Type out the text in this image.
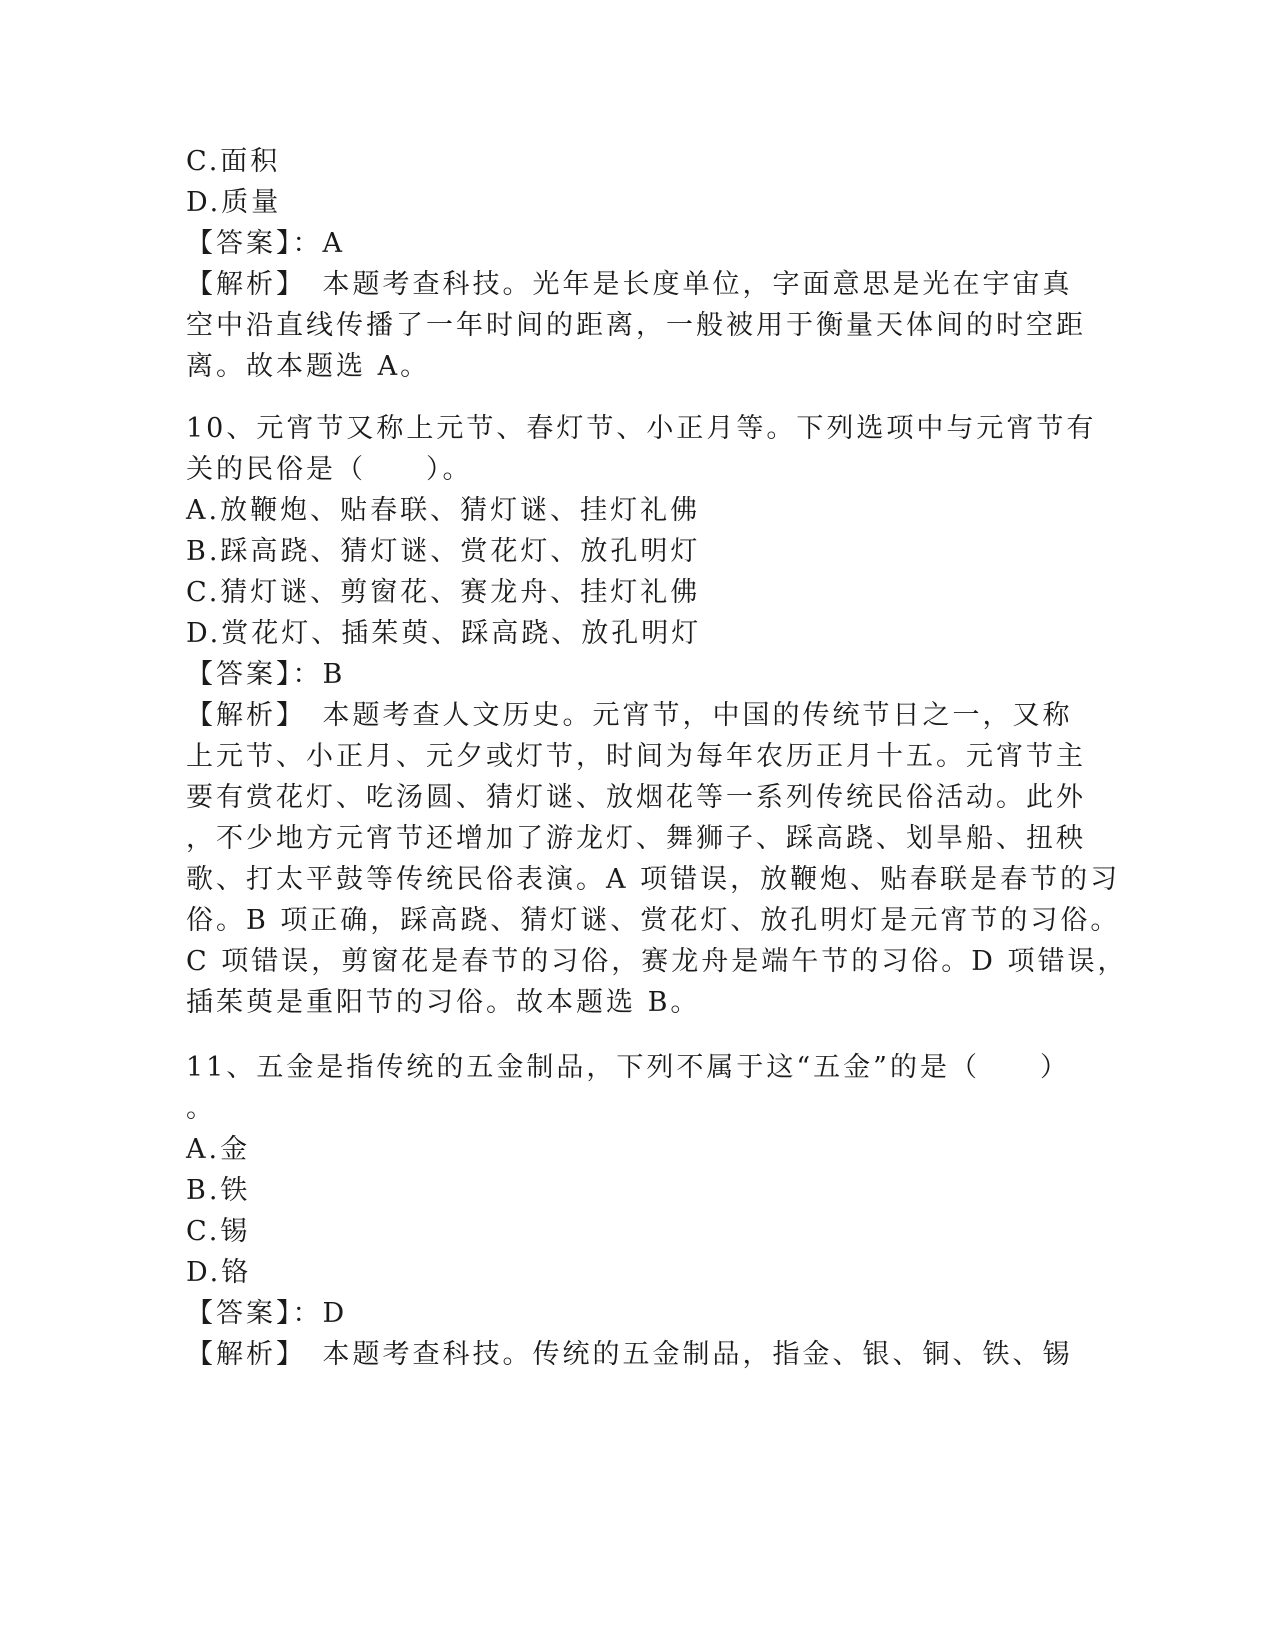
C.面积
D.质量
【答案】：A
【解析】　本题考查科技。光年是长度单位，字面意思是光在宇宙真
空中沿直线传播了一年时间的距离，一般被用于衡量天体间的时空距
离。故本题选 A。
10、元宵节又称上元节、春灯节、小正月等。下列选项中与元宵节有
关的民俗是（　　）。
A.放鞭炮、贴春联、猜灯谜、挂灯礼佛
B.踩高跷、猜灯谜、赏花灯、放孔明灯
C.猜灯谜、剪窗花、赛龙舟、挂灯礼佛
D.赏花灯、插茱萸、踩高跷、放孔明灯
【答案】：B
【解析】　本题考查人文历史。元宵节，中国的传统节日之一，又称
上元节、小正月、元夕或灯节，时间为每年农历正月十五。元宵节主
要有赏花灯、吃汤圆、猜灯谜、放烟花等一系列传统民俗活动。此外
，不少地方元宵节还增加了游龙灯、舞狮子、踩高跷、划旱船、扭秧
歌、打太平鼓等传统民俗表演。A 项错误，放鞭炮、贴春联是春节的习
俗。B 项正确，踩高跷、猜灯谜、赏花灯、放孔明灯是元宵节的习俗。
C 项错误，剪窗花是春节的习俗，赛龙舟是端午节的习俗。D 项错误，
插茱萸是重阳节的习俗。故本题选 B。
11、五金是指传统的五金制品，下列不属于这“五金”的是（　　）
。
A.金
B.铁
C.锡
D.铬
【答案】：D
【解析】　本题考查科技。传统的五金制品，指金、银、铜、铁、锡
═══
Print out the whole of the material word for word, without pictures.

Type out the text in this image.
C.面积
D.质量
【答案】：A
【解析】　本题考查科技。光年是长度单位，字面意思是光在宇宙真
空中沿直线传播了一年时间的距离，一般被用于衡量天体间的时空距
离。故本题选 A。
10、元宵节又称上元节、春灯节、小正月等。下列选项中与元宵节有
关的民俗是（　　）。
A.放鞭炮、贴春联、猜灯谜、挂灯礼佛
B.踩高跷、猜灯谜、赏花灯、放孔明灯
C.猜灯谜、剪窗花、赛龙舟、挂灯礼佛
D.赏花灯、插茱萸、踩高跷、放孔明灯
【答案】：B
【解析】　本题考查人文历史。元宵节，中国的传统节日之一，又称
上元节、小正月、元夕或灯节，时间为每年农历正月十五。元宵节主
要有赏花灯、吃汤圆、猜灯谜、放烟花等一系列传统民俗活动。此外
，不少地方元宵节还增加了游龙灯、舞狮子、踩高跷、划旱船、扭秧
歌、打太平鼓等传统民俗表演。A 项错误，放鞭炮、贴春联是春节的习
俗。B 项正确，踩高跷、猜灯谜、赏花灯、放孔明灯是元宵节的习俗。
C 项错误，剪窗花是春节的习俗，赛龙舟是端午节的习俗。D 项错误，
插茱萸是重阳节的习俗。故本题选 B。
11、五金是指传统的五金制品，下列不属于这“五金”的是（　　）
。
A.金
B.铁
C.锡
D.铬
【答案】：D
【解析】　本题考查科技。传统的五金制品，指金、银、铜、铁、锡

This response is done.